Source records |

────────────────────────────────────────

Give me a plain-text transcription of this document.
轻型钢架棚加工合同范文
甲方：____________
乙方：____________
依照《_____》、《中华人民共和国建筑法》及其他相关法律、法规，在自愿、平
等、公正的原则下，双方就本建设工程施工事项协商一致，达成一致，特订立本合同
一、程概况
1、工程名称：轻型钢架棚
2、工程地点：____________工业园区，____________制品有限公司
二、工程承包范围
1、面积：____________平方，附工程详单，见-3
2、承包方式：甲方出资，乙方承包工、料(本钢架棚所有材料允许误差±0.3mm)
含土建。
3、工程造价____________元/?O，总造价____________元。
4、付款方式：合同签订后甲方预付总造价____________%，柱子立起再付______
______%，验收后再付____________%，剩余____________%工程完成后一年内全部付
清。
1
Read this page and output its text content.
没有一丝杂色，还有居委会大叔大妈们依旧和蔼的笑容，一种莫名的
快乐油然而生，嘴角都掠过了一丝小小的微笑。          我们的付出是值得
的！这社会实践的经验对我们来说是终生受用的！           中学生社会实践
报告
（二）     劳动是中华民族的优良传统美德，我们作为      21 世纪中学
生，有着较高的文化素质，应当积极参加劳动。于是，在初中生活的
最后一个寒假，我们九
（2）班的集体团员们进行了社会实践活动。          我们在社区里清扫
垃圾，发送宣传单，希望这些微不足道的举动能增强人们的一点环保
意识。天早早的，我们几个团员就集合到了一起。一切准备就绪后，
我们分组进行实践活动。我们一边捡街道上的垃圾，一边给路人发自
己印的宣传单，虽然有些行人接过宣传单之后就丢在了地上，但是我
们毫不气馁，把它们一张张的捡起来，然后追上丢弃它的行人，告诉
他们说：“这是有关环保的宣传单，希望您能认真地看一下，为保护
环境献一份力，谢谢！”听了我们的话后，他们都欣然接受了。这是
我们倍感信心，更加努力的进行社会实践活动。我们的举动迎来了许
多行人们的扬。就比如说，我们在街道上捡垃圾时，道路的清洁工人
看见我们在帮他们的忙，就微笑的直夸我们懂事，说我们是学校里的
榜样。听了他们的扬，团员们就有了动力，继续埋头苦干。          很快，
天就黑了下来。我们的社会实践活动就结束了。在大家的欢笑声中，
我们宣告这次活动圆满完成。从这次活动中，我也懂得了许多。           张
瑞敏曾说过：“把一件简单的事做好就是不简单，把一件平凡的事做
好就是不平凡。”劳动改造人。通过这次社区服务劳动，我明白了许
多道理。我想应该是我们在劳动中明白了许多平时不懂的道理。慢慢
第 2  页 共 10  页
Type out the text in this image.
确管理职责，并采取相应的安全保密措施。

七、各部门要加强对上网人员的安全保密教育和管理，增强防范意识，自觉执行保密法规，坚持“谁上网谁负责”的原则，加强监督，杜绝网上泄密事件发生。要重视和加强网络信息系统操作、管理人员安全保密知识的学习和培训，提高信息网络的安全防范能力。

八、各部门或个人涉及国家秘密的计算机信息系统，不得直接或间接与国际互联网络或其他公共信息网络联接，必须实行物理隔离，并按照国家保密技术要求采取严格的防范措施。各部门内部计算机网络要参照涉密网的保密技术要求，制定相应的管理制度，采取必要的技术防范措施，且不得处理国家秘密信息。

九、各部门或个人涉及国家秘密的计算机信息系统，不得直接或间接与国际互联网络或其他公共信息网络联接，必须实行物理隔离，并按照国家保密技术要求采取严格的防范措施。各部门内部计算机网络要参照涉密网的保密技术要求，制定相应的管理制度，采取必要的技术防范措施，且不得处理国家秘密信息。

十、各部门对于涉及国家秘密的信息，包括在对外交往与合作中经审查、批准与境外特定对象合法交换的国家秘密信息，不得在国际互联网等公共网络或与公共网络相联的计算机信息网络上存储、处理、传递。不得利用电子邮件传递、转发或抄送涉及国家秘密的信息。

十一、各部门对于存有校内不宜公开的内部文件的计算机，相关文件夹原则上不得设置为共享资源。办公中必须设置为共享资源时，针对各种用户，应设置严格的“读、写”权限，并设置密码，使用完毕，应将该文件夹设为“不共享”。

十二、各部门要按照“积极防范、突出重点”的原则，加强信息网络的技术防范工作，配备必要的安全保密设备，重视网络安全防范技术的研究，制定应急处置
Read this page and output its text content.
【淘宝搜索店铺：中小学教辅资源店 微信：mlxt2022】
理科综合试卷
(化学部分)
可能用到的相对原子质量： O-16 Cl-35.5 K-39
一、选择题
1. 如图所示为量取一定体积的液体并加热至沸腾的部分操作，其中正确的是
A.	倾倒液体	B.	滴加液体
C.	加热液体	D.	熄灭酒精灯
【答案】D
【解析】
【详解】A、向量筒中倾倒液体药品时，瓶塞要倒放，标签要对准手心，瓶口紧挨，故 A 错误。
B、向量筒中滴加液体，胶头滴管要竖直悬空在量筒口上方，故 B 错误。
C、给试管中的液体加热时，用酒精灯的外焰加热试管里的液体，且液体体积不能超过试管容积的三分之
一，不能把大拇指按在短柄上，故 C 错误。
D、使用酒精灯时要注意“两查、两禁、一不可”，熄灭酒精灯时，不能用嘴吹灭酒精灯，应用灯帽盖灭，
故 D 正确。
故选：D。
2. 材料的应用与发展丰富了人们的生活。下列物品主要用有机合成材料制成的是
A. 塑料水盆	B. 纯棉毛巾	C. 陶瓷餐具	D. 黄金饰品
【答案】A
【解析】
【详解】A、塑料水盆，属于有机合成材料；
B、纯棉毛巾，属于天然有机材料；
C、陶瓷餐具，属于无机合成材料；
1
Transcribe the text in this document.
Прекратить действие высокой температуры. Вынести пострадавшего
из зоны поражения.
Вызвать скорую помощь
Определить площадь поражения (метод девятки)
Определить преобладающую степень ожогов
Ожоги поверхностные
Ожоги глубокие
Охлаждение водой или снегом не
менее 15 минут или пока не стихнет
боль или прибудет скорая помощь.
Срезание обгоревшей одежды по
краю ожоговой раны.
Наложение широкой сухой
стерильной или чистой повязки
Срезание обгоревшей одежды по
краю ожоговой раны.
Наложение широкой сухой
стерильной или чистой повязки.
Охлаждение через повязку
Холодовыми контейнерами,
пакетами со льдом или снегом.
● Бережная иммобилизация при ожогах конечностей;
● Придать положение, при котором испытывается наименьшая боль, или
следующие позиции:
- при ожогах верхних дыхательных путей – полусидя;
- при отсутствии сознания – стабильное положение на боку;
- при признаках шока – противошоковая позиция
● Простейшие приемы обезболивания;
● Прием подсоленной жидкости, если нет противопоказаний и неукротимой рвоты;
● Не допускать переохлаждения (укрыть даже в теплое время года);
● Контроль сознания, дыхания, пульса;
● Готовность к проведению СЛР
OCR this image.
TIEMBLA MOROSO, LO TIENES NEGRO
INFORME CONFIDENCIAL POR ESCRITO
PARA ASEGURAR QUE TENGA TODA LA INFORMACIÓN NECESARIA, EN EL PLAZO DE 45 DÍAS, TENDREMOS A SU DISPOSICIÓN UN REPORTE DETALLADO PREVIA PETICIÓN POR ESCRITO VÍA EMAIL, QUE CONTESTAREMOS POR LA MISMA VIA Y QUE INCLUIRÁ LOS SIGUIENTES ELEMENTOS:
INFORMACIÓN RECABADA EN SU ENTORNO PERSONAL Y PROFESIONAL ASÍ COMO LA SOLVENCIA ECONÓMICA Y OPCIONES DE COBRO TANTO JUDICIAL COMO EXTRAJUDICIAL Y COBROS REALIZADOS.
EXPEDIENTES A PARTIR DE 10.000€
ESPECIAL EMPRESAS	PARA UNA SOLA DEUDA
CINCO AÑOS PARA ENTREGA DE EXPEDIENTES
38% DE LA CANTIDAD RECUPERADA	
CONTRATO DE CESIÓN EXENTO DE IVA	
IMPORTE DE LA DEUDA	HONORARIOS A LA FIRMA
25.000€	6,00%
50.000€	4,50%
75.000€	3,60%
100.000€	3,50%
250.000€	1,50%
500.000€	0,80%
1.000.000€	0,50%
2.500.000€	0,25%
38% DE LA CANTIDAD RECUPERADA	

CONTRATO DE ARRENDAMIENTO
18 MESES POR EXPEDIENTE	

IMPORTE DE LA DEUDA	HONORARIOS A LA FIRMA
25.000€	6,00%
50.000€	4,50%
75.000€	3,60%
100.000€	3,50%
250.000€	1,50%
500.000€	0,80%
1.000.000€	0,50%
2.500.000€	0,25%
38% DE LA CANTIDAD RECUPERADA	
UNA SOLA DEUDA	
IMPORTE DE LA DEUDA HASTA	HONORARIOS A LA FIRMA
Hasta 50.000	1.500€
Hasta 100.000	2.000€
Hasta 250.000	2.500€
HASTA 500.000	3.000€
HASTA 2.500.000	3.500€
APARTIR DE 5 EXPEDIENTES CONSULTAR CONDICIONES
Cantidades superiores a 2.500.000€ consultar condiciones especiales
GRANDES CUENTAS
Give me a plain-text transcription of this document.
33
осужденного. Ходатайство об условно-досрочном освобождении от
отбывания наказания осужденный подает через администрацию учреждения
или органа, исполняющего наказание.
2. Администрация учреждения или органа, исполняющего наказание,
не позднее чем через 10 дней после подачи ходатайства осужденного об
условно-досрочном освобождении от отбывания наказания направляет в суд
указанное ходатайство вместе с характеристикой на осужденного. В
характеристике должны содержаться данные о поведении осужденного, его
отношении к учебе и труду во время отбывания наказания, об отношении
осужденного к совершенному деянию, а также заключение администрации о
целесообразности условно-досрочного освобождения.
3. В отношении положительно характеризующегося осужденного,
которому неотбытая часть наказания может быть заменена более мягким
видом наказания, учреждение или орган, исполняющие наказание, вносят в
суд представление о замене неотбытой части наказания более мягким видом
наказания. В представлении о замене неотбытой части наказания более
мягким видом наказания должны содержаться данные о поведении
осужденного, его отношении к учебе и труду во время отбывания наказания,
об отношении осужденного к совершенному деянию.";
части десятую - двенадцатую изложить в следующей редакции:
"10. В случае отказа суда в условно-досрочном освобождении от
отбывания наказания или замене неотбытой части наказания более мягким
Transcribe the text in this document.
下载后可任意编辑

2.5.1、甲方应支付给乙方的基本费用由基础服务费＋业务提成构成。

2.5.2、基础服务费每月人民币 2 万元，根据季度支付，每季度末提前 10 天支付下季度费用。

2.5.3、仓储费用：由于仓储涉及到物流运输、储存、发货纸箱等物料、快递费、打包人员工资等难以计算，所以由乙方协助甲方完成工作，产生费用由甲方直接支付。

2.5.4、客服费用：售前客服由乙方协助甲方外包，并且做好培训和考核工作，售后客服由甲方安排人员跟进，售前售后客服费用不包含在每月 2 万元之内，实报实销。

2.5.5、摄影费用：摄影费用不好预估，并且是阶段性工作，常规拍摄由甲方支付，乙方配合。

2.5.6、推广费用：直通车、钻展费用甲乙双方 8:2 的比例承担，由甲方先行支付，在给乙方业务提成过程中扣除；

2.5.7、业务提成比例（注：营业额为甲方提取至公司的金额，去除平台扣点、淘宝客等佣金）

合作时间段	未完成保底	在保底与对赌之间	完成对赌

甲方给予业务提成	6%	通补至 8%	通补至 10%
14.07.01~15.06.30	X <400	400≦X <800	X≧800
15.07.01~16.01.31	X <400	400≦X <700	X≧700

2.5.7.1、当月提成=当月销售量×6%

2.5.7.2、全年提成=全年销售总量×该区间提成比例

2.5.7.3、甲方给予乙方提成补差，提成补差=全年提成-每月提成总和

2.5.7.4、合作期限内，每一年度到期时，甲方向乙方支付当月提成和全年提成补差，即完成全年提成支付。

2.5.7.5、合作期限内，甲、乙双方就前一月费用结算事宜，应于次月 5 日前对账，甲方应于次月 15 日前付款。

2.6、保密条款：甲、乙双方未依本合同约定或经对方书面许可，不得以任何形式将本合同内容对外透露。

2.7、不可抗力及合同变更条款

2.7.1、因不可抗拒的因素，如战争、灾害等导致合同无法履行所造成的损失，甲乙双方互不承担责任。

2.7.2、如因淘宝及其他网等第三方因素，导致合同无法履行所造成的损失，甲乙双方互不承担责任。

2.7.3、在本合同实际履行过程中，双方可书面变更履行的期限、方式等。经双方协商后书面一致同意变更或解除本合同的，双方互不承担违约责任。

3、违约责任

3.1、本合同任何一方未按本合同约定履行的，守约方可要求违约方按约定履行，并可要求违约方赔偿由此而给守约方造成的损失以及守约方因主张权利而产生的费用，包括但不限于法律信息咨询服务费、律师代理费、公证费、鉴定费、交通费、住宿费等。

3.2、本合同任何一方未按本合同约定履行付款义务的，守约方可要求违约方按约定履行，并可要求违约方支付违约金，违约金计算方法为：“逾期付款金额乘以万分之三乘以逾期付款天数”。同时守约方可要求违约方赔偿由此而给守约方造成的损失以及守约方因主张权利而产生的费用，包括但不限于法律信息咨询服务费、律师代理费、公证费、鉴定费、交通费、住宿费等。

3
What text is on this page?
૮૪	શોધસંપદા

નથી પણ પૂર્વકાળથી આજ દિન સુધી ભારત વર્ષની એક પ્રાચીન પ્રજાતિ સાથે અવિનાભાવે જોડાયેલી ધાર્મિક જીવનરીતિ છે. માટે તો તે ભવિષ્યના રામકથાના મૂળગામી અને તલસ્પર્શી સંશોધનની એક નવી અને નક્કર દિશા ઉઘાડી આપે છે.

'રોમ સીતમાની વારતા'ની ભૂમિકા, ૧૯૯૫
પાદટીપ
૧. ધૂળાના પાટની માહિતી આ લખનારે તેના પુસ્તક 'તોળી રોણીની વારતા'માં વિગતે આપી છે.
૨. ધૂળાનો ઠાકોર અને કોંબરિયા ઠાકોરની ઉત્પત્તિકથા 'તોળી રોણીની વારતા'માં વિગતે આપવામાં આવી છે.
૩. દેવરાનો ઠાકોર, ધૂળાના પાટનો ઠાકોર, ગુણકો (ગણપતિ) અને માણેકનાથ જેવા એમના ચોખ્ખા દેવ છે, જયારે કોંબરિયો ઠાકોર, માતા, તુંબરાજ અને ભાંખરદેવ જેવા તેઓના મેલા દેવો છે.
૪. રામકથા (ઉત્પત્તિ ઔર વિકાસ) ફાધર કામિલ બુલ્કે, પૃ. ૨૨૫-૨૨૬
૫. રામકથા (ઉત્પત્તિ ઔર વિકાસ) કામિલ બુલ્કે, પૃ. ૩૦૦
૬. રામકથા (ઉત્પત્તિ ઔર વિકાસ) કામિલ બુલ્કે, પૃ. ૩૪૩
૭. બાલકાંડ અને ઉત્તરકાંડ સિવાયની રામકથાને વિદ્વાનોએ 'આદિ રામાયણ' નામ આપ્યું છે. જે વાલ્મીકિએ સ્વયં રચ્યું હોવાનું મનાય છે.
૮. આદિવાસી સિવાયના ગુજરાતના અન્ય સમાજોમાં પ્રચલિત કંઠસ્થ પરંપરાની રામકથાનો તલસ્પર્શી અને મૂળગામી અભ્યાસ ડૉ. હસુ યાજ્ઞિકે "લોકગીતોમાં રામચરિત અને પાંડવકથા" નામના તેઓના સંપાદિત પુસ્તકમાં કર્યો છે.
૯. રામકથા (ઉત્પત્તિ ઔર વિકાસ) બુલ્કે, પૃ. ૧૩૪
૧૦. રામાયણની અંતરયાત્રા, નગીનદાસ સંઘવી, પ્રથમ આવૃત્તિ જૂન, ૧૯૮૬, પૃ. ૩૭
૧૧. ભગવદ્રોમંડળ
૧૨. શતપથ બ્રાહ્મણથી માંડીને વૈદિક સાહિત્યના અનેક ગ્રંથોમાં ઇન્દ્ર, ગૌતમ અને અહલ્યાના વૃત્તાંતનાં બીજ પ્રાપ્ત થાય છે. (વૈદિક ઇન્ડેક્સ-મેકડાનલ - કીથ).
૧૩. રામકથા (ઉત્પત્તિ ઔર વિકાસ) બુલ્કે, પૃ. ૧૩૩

────────────────────────────────────────

EXERCISE |
Copy each line of the preceding data that contains the string "各部门内部计算机网络要参照涉密网的保密技术要求".

COMPLETE RESPONSE |
八、各部门或个人涉及国家秘密的计算机信息系统，不得直接或间接与国际互联网络或其他公共信息网络联接，必须实行物理隔离，并按照国家保密技术要求采取严格的防范措施。各部门内部计算机网络要参照涉密网的保密技术要求，制定相应的管理制度，采取必要的技术防范措施，且不得处理国家秘密信息。
九、各部门或个人涉及国家秘密的计算机信息系统，不得直接或间接与国际互联网络或其他公共信息网络联接，必须实行物理隔离，并按照国家保密技术要求采取严格的防范措施。各部门内部计算机网络要参照涉密网的保密技术要求，制定相应的管理制度，采取必要的技术防范措施，且不得处理国家秘密信息。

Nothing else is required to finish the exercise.